Extracted data entries

╭──

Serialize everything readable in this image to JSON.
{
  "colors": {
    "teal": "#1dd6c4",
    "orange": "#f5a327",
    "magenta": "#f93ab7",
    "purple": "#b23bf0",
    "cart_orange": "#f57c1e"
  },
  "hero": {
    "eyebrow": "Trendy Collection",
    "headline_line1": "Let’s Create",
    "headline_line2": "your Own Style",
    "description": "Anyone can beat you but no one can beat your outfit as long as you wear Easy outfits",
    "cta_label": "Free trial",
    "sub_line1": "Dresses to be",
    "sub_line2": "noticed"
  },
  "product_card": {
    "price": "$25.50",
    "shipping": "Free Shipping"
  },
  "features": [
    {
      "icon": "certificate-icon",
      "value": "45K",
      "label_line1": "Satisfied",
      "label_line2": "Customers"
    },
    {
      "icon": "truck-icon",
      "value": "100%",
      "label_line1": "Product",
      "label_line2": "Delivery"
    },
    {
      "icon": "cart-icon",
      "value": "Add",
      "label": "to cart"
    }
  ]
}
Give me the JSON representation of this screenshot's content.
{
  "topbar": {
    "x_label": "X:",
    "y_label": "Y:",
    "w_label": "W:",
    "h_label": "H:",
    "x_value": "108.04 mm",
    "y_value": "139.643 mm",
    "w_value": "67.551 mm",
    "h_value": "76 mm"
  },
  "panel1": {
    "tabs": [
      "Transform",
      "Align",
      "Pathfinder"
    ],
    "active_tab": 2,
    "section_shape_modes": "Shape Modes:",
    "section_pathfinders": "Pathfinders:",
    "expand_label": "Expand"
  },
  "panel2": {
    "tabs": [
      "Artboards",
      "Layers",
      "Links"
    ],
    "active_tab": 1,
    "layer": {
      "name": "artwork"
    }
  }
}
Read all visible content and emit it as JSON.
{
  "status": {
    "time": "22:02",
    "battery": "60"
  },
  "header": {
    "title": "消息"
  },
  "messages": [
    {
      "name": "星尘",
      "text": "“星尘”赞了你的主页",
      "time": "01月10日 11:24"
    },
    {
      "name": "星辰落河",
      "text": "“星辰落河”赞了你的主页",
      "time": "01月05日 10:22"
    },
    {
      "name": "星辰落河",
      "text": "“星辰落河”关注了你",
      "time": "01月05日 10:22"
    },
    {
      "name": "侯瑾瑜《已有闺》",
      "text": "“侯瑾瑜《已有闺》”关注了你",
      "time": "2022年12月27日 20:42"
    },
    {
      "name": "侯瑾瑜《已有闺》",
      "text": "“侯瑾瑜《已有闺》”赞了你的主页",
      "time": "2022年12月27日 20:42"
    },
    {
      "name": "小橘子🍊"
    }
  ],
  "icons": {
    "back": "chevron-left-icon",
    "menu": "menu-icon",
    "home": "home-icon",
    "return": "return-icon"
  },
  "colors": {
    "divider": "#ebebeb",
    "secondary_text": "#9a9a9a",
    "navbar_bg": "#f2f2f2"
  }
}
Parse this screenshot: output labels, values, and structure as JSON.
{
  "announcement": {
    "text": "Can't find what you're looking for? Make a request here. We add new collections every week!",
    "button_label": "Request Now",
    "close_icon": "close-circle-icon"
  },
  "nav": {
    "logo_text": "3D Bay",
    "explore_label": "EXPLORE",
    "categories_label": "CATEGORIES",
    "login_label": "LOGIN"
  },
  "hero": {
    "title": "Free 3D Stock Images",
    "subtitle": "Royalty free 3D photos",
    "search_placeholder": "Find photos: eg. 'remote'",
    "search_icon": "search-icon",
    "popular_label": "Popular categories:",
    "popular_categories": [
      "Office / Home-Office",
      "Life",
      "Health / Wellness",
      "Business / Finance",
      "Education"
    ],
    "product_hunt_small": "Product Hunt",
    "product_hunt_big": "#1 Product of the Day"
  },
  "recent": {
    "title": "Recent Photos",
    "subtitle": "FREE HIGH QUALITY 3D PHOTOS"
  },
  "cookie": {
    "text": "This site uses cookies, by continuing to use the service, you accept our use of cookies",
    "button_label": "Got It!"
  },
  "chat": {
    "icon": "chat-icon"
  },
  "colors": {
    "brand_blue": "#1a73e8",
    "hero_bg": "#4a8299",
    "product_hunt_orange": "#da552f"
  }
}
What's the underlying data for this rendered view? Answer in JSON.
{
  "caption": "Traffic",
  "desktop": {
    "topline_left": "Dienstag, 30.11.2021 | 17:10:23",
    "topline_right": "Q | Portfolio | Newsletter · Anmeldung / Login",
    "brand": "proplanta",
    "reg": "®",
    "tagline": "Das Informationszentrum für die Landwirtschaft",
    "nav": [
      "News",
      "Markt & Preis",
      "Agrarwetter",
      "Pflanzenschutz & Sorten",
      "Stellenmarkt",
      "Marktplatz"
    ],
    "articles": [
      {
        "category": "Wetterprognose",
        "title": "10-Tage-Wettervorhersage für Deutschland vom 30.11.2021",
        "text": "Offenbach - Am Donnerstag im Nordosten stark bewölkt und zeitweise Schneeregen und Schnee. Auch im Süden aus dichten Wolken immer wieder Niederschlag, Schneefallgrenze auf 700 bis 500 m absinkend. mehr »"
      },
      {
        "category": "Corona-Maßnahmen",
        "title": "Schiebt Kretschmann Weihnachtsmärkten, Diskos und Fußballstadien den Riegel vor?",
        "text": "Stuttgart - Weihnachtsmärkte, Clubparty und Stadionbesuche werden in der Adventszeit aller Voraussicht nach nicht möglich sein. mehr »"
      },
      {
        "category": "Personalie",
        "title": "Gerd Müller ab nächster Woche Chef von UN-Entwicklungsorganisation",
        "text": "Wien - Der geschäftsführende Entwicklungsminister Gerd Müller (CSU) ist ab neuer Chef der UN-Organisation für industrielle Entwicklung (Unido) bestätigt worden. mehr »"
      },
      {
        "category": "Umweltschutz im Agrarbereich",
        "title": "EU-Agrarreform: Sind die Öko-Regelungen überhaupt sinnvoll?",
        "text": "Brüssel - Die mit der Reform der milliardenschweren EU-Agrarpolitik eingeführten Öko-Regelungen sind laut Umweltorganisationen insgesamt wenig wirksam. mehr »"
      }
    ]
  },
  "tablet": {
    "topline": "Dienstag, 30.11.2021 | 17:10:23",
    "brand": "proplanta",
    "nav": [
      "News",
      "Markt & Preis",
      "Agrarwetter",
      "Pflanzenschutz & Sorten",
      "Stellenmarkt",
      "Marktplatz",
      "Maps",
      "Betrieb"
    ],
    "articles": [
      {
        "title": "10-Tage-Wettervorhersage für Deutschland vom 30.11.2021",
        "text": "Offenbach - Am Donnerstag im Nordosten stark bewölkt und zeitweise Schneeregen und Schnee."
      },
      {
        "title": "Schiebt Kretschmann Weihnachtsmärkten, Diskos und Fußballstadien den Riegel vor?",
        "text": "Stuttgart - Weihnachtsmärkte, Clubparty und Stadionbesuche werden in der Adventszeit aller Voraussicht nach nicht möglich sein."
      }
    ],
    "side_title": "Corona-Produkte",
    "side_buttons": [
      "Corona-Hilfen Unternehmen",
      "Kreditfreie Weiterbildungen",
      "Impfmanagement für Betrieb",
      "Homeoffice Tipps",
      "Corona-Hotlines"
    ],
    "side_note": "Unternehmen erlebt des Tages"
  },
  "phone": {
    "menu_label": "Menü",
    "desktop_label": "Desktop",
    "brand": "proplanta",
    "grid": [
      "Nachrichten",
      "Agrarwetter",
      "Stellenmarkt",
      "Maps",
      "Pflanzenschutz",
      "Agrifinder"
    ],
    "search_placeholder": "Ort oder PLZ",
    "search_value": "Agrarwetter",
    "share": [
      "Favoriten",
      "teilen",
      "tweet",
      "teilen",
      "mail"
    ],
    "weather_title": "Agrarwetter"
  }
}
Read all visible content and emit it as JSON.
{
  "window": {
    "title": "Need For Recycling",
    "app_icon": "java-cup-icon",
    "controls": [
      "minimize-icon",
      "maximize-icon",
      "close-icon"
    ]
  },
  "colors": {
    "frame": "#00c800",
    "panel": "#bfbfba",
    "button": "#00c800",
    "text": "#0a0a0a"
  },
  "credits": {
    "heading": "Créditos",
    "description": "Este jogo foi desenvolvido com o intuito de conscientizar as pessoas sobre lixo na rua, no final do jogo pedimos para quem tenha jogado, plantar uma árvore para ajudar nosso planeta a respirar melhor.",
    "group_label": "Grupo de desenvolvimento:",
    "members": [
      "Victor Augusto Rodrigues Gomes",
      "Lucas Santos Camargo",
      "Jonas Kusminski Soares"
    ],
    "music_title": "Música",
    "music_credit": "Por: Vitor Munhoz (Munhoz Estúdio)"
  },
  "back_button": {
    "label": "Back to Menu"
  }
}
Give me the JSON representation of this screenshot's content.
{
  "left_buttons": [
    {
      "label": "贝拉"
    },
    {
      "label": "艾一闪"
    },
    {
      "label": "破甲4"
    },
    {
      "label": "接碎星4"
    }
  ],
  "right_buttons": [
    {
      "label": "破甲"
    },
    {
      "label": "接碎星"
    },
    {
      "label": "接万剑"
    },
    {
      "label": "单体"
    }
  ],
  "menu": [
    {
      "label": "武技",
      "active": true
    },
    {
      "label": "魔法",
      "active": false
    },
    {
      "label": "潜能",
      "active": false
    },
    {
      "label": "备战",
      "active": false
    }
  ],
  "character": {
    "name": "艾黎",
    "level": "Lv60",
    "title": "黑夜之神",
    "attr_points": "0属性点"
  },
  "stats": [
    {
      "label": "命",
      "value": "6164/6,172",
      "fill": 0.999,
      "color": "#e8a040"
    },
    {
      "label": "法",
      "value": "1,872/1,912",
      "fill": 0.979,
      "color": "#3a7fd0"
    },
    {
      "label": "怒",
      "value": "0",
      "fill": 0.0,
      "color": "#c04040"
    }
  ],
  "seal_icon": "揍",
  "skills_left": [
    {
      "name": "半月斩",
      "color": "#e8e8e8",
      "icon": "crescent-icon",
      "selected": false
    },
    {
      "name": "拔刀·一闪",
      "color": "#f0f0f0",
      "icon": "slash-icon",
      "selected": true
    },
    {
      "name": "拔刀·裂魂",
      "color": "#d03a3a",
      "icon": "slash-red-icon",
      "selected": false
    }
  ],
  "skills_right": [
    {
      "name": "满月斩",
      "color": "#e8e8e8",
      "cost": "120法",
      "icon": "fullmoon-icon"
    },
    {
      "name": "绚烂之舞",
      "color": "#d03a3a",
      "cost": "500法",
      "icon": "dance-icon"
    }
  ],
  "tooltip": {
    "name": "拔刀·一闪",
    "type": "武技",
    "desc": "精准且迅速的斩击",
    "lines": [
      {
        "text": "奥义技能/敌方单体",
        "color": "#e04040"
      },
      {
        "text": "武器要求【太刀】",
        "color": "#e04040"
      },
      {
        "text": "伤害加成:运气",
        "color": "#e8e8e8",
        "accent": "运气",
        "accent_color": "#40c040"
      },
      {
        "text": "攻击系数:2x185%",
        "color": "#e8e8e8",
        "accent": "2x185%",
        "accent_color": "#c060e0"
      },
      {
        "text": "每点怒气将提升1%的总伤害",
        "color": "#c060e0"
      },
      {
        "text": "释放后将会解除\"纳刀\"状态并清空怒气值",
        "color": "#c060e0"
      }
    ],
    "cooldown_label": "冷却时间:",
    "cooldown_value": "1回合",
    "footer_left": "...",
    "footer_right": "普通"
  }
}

╰──

Gather from the records above every line containing the string "category".

→ Task result:
        "category": "Wetterprognose",
        "category": "Corona-Maßnahmen",
        "category": "Personalie",
        "category": "Umweltschutz im Agrarbereich",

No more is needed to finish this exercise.